── ENTRIES SUPPLIED ──

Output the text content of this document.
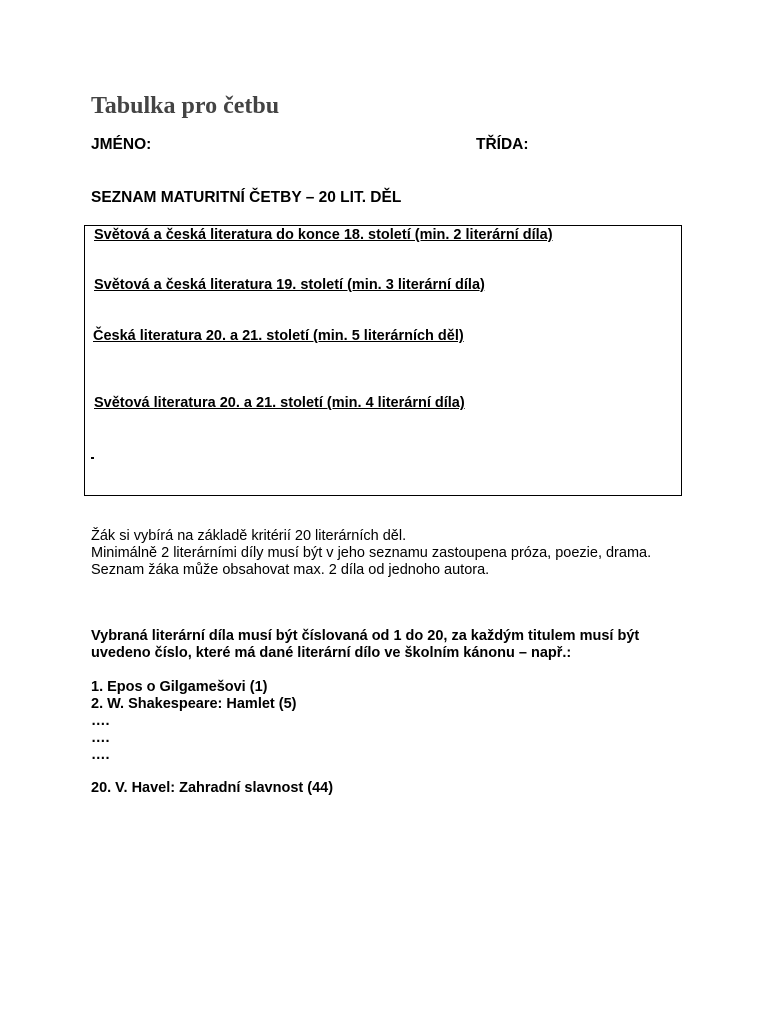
Tabulka pro četbu
JMÉNO:	TŘÍDA:
SEZNAM MATURITNÍ ČETBY – 20 LIT. DĚL
Světová a česká literatura do konce 18. století (min. 2 literární díla)
Světová a česká literatura 19. století (min. 3 literární díla)
Česká literatura 20. a 21. století (min. 5 literárních děl)
Světová literatura 20. a 21. století (min. 4 literární díla)

Žák si vybírá na základě kritérií 20 literárních děl.

Minimálně 2 literárními díly musí být v jeho seznamu zastoupena próza, poezie, drama.

Seznam žáka může obsahovat max. 2 díla od jednoho autora.

Vybraná literární díla musí být číslovaná od 1 do 20, za každým titulem musí být uvedeno číslo, které má dané literární dílo ve školním kánonu – např.:

1. Epos o Gilgamešovi (1)
2. W. Shakespeare: Hamlet (5)
….
….
….
20. V. Havel: Zahradní slavnost (44)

───

**YOUR GOAL**
Write out the records above exactly as they appear, leaving out any pictures.

**COMPLETED TASK**
Output the text content of this document.
Tabulka pro četbu
JMÉNO:	TŘÍDA:
SEZNAM MATURITNÍ ČETBY – 20 LIT. DĚL
Světová a česká literatura do konce 18. století (min. 2 literární díla)
Světová a česká literatura 19. století (min. 3 literární díla)
Česká literatura 20. a 21. století (min. 5 literárních děl)
Světová literatura 20. a 21. století (min. 4 literární díla)

Žák si vybírá na základě kritérií 20 literárních děl.

Minimálně 2 literárními díly musí být v jeho seznamu zastoupena próza, poezie, drama.

Seznam žáka může obsahovat max. 2 díla od jednoho autora.

Vybraná literární díla musí být číslovaná od 1 do 20, za každým titulem musí být uvedeno číslo, které má dané literární dílo ve školním kánonu – např.:

1. Epos o Gilgamešovi (1)
2. W. Shakespeare: Hamlet (5)
….
….
….
20. V. Havel: Zahradní slavnost (44)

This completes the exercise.